#### [Your task]
Can you return every one of the rows below word for word, with nothing changed?

#### [Exercise inputs]
══════════

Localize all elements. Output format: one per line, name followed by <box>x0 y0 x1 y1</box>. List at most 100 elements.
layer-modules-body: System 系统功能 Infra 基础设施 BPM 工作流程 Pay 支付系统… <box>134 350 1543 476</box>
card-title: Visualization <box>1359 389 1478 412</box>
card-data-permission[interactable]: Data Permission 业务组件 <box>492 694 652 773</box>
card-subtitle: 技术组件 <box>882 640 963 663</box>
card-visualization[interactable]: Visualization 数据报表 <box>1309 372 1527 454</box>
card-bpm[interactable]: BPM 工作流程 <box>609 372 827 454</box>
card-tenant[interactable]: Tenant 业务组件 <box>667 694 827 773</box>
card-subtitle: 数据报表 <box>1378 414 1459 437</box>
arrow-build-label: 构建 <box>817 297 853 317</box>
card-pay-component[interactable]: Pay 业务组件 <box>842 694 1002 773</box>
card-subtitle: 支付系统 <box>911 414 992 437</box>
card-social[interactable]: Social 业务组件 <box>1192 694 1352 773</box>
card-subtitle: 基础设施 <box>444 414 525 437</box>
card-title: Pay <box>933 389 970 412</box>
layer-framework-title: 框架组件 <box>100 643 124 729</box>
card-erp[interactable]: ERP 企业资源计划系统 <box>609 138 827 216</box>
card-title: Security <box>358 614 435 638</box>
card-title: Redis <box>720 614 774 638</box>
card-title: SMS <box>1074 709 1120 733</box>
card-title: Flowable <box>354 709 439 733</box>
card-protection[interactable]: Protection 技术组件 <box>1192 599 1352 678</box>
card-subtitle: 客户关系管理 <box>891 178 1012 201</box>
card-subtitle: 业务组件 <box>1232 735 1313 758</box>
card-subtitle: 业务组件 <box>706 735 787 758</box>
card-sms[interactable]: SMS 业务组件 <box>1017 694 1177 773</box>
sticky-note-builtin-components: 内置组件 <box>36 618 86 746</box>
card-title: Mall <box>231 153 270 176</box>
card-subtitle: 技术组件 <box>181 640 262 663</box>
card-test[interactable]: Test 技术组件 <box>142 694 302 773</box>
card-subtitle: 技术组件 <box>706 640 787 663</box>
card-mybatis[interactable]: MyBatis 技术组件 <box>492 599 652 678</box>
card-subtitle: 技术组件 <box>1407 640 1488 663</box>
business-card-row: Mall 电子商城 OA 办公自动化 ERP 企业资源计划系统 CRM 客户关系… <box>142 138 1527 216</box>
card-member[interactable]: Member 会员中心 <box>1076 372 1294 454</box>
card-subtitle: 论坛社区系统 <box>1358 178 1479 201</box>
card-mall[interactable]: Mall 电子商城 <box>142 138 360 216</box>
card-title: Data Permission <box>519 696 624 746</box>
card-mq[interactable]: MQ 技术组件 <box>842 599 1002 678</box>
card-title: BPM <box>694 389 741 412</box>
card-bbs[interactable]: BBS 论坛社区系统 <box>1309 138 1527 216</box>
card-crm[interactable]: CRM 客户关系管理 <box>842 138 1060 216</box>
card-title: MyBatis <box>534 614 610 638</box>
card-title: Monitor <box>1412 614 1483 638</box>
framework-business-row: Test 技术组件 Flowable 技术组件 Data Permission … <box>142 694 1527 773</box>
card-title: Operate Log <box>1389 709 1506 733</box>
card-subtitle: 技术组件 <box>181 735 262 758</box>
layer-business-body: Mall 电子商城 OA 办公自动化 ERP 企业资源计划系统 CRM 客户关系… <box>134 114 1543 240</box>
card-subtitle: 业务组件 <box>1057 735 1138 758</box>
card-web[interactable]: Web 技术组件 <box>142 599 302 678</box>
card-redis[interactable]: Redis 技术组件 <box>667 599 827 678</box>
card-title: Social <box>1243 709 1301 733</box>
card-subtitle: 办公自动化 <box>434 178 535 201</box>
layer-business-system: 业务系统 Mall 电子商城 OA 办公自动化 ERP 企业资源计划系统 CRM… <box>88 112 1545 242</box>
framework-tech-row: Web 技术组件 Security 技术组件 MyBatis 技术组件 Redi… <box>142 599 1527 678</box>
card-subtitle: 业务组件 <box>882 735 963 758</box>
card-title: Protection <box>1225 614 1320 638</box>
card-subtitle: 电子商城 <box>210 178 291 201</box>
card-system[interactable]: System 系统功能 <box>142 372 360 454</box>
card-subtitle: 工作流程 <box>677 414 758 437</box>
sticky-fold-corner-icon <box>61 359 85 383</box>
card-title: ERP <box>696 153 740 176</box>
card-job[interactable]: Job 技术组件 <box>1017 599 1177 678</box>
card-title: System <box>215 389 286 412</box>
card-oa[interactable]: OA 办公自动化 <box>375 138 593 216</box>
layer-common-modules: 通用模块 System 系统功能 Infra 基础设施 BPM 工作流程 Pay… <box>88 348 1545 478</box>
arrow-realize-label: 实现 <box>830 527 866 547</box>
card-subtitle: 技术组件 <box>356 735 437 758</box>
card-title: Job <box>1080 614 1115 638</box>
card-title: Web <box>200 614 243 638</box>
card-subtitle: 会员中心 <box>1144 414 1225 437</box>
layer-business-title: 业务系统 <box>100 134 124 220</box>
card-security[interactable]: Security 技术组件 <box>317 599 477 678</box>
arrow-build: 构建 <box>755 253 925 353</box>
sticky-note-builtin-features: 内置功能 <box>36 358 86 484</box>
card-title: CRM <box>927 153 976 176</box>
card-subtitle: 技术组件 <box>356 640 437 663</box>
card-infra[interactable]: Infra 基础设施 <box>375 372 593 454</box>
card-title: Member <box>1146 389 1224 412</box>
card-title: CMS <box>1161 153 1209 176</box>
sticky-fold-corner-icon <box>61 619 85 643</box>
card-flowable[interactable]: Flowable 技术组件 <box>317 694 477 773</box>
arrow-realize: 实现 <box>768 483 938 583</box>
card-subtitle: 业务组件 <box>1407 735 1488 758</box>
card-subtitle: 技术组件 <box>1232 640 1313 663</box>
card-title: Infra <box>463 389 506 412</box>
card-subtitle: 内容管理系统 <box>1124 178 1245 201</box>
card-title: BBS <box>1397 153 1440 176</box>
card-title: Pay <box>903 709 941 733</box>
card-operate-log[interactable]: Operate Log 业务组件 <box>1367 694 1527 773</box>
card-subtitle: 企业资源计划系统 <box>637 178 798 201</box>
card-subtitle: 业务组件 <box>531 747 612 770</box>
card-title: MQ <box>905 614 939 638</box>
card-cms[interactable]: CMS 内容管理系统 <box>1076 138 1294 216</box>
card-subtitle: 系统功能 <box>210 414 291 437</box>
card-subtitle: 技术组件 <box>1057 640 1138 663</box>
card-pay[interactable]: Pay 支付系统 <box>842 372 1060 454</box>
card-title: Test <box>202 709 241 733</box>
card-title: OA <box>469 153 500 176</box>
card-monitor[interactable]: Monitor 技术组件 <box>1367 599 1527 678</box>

══════════

#### [Complete output]
Localize all elements. Output format: one per line, name followed by <box>x0 y0 x1 y1</box>. List at most 100 elements.
layer-modules-body: System 系统功能 Infra 基础设施 BPM 工作流程 Pay 支付系统… <box>134 350 1543 476</box>
card-title: Visualization <box>1359 389 1478 412</box>
card-data-permission[interactable]: Data Permission 业务组件 <box>492 694 652 773</box>
card-subtitle: 技术组件 <box>882 640 963 663</box>
card-visualization[interactable]: Visualization 数据报表 <box>1309 372 1527 454</box>
card-bpm[interactable]: BPM 工作流程 <box>609 372 827 454</box>
card-tenant[interactable]: Tenant 业务组件 <box>667 694 827 773</box>
card-subtitle: 数据报表 <box>1378 414 1459 437</box>
arrow-build-label: 构建 <box>817 297 853 317</box>
card-pay-component[interactable]: Pay 业务组件 <box>842 694 1002 773</box>
card-subtitle: 支付系统 <box>911 414 992 437</box>
card-social[interactable]: Social 业务组件 <box>1192 694 1352 773</box>
card-subtitle: 基础设施 <box>444 414 525 437</box>
card-title: Pay <box>933 389 970 412</box>
layer-framework-title: 框架组件 <box>100 643 124 729</box>
card-erp[interactable]: ERP 企业资源计划系统 <box>609 138 827 216</box>
card-title: Security <box>358 614 435 638</box>
card-title: Redis <box>720 614 774 638</box>
card-title: SMS <box>1074 709 1120 733</box>
card-title: Flowable <box>354 709 439 733</box>
card-protection[interactable]: Protection 技术组件 <box>1192 599 1352 678</box>
card-subtitle: 客户关系管理 <box>891 178 1012 201</box>
card-subtitle: 业务组件 <box>1232 735 1313 758</box>
card-subtitle: 业务组件 <box>706 735 787 758</box>
card-sms[interactable]: SMS 业务组件 <box>1017 694 1177 773</box>
sticky-note-builtin-components: 内置组件 <box>36 618 86 746</box>
card-title: Mall <box>231 153 270 176</box>
card-subtitle: 技术组件 <box>181 640 262 663</box>
card-test[interactable]: Test 技术组件 <box>142 694 302 773</box>
card-subtitle: 技术组件 <box>706 640 787 663</box>
card-mybatis[interactable]: MyBatis 技术组件 <box>492 599 652 678</box>
card-subtitle: 技术组件 <box>1407 640 1488 663</box>
business-card-row: Mall 电子商城 OA 办公自动化 ERP 企业资源计划系统 CRM 客户关系… <box>142 138 1527 216</box>
card-member[interactable]: Member 会员中心 <box>1076 372 1294 454</box>
card-subtitle: 论坛社区系统 <box>1358 178 1479 201</box>
card-mall[interactable]: Mall 电子商城 <box>142 138 360 216</box>
card-title: Data Permission <box>519 696 624 746</box>
card-mq[interactable]: MQ 技术组件 <box>842 599 1002 678</box>
card-title: BPM <box>694 389 741 412</box>
card-bbs[interactable]: BBS 论坛社区系统 <box>1309 138 1527 216</box>
card-crm[interactable]: CRM 客户关系管理 <box>842 138 1060 216</box>
card-title: MyBatis <box>534 614 610 638</box>
card-title: Monitor <box>1412 614 1483 638</box>
framework-business-row: Test 技术组件 Flowable 技术组件 Data Permission … <box>142 694 1527 773</box>
card-title: Operate Log <box>1389 709 1506 733</box>
card-subtitle: 技术组件 <box>181 735 262 758</box>
layer-business-body: Mall 电子商城 OA 办公自动化 ERP 企业资源计划系统 CRM 客户关系… <box>134 114 1543 240</box>
card-subtitle: 业务组件 <box>1057 735 1138 758</box>
card-web[interactable]: Web 技术组件 <box>142 599 302 678</box>
card-redis[interactable]: Redis 技术组件 <box>667 599 827 678</box>
card-title: Social <box>1243 709 1301 733</box>
card-subtitle: 办公自动化 <box>434 178 535 201</box>
layer-business-system: 业务系统 Mall 电子商城 OA 办公自动化 ERP 企业资源计划系统 CRM… <box>88 112 1545 242</box>
framework-tech-row: Web 技术组件 Security 技术组件 MyBatis 技术组件 Redi… <box>142 599 1527 678</box>
card-subtitle: 业务组件 <box>882 735 963 758</box>
card-title: Protection <box>1225 614 1320 638</box>
card-subtitle: 电子商城 <box>210 178 291 201</box>
card-system[interactable]: System 系统功能 <box>142 372 360 454</box>
card-subtitle: 工作流程 <box>677 414 758 437</box>
sticky-fold-corner-icon <box>61 359 85 383</box>
card-title: ERP <box>696 153 740 176</box>
card-job[interactable]: Job 技术组件 <box>1017 599 1177 678</box>
card-title: System <box>215 389 286 412</box>
card-oa[interactable]: OA 办公自动化 <box>375 138 593 216</box>
layer-common-modules: 通用模块 System 系统功能 Infra 基础设施 BPM 工作流程 Pay… <box>88 348 1545 478</box>
arrow-realize-label: 实现 <box>830 527 866 547</box>
card-subtitle: 技术组件 <box>356 735 437 758</box>
card-title: Job <box>1080 614 1115 638</box>
card-title: Web <box>200 614 243 638</box>
card-subtitle: 会员中心 <box>1144 414 1225 437</box>
layer-business-title: 业务系统 <box>100 134 124 220</box>
card-security[interactable]: Security 技术组件 <box>317 599 477 678</box>
arrow-build: 构建 <box>755 253 925 353</box>
sticky-note-builtin-features: 内置功能 <box>36 358 86 484</box>
card-title: CRM <box>927 153 976 176</box>
card-subtitle: 技术组件 <box>356 640 437 663</box>
card-infra[interactable]: Infra 基础设施 <box>375 372 593 454</box>
card-title: Member <box>1146 389 1224 412</box>
card-title: CMS <box>1161 153 1209 176</box>
sticky-fold-corner-icon <box>61 619 85 643</box>
card-flowable[interactable]: Flowable 技术组件 <box>317 694 477 773</box>
arrow-realize: 实现 <box>768 483 938 583</box>
card-subtitle: 业务组件 <box>1407 735 1488 758</box>
card-subtitle: 技术组件 <box>1232 640 1313 663</box>
card-title: Infra <box>463 389 506 412</box>
card-subtitle: 内容管理系统 <box>1124 178 1245 201</box>
card-title: BBS <box>1397 153 1440 176</box>
card-title: Pay <box>903 709 941 733</box>
card-operate-log[interactable]: Operate Log 业务组件 <box>1367 694 1527 773</box>
card-subtitle: 企业资源计划系统 <box>637 178 798 201</box>
card-subtitle: 业务组件 <box>531 747 612 770</box>
card-title: MQ <box>905 614 939 638</box>
card-cms[interactable]: CMS 内容管理系统 <box>1076 138 1294 216</box>
card-subtitle: 系统功能 <box>210 414 291 437</box>
card-subtitle: 技术组件 <box>1057 640 1138 663</box>
card-pay[interactable]: Pay 支付系统 <box>842 372 1060 454</box>
card-title: Test <box>202 709 241 733</box>
card-title: OA <box>469 153 500 176</box>
card-monitor[interactable]: Monitor 技术组件 <box>1367 599 1527 678</box>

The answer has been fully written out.